→ BRIEF: Count every line that holds the string "MQCON", and report the number alone.

* Begin INPUT MATERIAL *

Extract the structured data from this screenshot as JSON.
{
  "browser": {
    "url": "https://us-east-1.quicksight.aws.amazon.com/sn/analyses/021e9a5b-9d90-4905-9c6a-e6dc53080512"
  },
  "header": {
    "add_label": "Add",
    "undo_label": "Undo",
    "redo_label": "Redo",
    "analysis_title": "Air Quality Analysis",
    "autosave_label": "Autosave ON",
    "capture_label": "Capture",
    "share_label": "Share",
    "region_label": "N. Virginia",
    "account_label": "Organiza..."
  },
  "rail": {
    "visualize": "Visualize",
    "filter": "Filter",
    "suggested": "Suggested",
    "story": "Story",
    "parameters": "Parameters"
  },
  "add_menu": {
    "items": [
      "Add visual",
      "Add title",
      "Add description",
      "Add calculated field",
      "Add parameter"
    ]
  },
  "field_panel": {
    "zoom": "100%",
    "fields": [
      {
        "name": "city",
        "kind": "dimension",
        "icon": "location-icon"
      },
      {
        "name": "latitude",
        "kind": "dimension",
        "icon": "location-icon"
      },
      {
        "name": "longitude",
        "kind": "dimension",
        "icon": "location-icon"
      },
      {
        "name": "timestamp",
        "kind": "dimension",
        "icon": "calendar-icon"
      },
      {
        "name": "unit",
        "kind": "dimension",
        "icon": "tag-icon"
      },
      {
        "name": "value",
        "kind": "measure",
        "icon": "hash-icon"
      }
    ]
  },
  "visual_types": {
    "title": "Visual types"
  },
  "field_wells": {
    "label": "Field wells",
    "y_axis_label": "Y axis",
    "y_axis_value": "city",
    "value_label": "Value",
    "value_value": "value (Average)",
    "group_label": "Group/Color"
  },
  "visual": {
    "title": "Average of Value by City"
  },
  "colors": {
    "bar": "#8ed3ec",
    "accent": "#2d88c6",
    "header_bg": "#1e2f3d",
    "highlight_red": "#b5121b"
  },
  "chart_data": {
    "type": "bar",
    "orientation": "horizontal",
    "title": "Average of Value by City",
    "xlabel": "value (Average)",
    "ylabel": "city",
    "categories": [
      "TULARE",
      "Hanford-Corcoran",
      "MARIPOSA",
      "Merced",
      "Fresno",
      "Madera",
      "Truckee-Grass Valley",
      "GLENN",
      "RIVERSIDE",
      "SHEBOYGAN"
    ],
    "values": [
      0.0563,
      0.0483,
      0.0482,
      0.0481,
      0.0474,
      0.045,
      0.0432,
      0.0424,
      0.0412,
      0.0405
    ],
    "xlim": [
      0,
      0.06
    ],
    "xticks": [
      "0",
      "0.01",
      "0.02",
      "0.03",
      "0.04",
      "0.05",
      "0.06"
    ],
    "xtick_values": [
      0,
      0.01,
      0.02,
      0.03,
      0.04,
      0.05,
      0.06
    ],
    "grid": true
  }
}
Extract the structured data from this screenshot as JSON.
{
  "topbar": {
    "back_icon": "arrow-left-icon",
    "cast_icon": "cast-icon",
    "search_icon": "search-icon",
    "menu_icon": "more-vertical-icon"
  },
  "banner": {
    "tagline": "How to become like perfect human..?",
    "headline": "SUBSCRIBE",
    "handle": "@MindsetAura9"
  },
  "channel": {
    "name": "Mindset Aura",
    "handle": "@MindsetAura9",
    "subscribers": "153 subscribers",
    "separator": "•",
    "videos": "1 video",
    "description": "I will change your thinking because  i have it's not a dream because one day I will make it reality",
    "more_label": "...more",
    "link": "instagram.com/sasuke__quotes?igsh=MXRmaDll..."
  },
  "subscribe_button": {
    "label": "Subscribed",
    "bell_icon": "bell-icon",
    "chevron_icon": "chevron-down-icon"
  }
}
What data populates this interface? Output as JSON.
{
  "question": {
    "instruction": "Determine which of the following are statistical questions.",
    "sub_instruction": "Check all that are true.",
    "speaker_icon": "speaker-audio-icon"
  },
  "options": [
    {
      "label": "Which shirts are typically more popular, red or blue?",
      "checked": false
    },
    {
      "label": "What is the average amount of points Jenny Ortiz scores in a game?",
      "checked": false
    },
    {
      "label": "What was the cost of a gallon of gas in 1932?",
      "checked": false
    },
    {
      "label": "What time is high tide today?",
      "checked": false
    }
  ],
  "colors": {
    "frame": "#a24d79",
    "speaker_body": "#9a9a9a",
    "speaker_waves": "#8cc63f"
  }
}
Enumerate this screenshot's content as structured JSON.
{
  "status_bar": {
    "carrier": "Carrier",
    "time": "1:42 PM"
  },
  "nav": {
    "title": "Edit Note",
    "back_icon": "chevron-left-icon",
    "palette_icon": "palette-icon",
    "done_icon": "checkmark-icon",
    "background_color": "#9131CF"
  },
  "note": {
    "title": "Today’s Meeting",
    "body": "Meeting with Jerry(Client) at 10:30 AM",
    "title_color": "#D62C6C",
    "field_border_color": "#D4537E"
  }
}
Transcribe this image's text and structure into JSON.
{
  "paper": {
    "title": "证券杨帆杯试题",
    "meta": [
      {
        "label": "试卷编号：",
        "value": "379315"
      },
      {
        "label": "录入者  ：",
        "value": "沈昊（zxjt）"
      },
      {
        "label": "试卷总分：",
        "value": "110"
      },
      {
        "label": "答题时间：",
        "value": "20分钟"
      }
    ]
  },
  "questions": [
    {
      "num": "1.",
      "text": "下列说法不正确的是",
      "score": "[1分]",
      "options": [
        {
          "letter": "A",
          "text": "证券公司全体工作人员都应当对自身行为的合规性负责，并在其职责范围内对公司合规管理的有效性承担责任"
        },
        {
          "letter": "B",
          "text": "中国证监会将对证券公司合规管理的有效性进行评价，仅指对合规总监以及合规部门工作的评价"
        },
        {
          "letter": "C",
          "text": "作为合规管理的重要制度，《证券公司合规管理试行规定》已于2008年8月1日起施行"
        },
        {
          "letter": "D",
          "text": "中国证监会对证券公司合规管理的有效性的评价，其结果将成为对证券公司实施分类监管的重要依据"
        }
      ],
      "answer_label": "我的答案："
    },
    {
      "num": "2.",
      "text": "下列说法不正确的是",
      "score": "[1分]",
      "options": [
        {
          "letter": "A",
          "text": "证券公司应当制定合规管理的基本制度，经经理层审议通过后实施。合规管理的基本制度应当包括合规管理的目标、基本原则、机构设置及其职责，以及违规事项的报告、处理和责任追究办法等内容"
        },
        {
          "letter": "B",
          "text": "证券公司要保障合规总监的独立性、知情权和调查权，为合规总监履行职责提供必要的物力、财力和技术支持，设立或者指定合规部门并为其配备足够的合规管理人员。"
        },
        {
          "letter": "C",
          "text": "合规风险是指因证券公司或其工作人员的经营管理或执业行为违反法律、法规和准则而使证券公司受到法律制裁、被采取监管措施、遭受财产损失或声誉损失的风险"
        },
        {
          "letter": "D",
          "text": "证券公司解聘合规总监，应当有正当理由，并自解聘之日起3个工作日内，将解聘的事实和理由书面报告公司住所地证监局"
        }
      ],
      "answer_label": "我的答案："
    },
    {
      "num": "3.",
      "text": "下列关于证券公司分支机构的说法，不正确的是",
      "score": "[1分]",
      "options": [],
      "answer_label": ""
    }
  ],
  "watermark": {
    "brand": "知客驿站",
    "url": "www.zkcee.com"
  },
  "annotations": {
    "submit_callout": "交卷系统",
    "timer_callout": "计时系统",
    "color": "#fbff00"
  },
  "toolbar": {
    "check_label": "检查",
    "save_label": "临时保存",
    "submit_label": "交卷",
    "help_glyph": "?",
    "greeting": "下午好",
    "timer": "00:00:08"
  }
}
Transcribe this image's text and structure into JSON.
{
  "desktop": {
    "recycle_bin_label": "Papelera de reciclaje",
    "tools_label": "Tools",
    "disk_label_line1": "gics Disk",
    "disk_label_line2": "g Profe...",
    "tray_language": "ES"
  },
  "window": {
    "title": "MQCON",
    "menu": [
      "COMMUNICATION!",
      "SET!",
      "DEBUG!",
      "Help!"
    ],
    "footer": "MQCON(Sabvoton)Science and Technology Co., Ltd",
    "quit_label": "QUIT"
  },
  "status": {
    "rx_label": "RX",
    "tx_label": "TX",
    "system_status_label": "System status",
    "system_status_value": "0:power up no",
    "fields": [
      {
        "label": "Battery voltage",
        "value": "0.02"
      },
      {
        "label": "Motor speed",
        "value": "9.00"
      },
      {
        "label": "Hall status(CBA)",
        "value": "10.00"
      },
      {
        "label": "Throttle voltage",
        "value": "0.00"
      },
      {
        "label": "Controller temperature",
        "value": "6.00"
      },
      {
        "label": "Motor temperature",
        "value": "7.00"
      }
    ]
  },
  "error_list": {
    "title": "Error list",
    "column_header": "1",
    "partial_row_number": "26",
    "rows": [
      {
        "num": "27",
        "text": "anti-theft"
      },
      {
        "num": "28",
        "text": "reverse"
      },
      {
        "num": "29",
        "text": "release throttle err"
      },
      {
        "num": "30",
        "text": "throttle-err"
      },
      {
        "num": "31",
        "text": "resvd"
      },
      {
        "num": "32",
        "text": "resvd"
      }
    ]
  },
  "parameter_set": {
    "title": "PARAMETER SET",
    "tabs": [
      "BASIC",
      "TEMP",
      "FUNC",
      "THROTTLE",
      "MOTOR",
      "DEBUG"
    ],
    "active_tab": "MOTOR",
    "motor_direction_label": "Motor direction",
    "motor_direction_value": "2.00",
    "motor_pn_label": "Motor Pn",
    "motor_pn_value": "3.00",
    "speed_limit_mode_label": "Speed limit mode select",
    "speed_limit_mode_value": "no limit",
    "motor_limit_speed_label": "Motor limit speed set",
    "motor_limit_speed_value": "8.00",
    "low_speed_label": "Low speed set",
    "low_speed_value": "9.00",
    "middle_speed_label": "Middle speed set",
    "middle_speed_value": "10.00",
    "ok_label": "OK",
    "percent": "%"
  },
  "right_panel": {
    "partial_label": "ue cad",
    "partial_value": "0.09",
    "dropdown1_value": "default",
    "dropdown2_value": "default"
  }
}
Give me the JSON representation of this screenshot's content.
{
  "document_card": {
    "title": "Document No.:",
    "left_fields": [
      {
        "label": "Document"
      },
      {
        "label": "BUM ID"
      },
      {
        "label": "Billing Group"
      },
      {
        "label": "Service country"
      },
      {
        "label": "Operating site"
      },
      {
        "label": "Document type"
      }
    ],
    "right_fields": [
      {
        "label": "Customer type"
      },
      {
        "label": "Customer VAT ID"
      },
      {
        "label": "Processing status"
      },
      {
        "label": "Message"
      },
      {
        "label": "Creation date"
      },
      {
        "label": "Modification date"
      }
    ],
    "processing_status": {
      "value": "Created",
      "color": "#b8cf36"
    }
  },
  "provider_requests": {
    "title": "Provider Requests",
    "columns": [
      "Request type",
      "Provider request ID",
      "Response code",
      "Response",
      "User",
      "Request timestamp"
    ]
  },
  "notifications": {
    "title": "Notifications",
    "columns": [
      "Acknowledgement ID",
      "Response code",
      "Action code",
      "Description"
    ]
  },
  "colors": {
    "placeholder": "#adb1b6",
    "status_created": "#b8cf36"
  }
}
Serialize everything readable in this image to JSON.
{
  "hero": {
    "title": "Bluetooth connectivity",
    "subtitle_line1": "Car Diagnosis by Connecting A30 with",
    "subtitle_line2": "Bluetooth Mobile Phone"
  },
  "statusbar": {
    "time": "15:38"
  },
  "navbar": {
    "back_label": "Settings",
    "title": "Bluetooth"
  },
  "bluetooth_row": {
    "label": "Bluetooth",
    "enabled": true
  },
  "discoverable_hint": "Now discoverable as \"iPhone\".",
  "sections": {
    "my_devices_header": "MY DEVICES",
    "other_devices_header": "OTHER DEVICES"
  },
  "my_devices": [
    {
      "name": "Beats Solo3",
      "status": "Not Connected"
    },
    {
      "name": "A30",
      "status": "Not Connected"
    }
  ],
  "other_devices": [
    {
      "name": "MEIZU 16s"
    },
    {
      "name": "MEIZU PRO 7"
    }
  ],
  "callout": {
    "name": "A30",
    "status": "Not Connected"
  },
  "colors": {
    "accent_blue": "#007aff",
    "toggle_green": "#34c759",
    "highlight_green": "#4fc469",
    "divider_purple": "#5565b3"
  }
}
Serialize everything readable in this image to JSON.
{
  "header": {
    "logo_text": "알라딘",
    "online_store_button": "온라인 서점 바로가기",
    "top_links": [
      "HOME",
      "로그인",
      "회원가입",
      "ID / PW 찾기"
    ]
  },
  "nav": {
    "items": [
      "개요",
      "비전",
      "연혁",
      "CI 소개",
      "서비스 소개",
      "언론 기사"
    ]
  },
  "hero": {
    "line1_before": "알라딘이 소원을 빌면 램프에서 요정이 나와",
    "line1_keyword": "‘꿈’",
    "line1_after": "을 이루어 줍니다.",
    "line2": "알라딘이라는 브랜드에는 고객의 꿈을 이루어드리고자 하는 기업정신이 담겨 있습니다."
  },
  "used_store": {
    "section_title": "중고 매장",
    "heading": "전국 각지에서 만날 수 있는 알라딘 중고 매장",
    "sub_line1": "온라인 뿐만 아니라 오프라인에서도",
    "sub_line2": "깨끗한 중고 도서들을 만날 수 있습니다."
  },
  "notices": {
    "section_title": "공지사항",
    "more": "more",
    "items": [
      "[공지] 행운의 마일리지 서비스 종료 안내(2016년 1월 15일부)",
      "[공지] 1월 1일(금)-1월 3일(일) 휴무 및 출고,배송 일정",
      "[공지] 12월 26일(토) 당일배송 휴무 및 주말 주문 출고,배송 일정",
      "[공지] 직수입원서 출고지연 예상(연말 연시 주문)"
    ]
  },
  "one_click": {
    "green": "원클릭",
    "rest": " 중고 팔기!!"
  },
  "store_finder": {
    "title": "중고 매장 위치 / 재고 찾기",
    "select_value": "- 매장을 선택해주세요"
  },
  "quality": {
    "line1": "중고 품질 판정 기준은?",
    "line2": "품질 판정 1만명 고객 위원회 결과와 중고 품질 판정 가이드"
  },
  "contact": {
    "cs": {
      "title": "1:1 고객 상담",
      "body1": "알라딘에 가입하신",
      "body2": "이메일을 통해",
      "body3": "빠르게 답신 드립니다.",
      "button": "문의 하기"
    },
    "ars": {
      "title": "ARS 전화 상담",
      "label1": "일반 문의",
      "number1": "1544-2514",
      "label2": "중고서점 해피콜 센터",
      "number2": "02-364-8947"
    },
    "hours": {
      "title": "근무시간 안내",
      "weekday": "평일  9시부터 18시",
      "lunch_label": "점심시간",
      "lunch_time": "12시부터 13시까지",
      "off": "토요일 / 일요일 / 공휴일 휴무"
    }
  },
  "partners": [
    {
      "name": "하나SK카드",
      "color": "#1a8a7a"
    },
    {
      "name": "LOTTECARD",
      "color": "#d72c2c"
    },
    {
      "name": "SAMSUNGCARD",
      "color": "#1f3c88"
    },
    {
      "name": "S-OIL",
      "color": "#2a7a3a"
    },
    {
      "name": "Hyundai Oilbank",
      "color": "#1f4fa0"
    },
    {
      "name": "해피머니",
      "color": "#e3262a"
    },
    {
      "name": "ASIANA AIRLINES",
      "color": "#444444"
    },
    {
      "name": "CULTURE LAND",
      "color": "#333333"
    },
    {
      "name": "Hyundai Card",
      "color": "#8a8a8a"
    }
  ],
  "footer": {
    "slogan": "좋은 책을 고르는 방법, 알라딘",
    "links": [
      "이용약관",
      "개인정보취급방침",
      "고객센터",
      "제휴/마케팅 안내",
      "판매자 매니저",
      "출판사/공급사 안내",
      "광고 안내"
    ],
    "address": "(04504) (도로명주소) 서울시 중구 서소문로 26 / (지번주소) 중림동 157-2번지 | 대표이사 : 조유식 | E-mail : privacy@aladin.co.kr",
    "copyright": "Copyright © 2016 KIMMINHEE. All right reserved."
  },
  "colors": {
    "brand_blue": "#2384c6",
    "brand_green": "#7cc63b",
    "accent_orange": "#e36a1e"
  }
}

* End INPUT MATERIAL *

→ COMPLETED EXERCISE: 2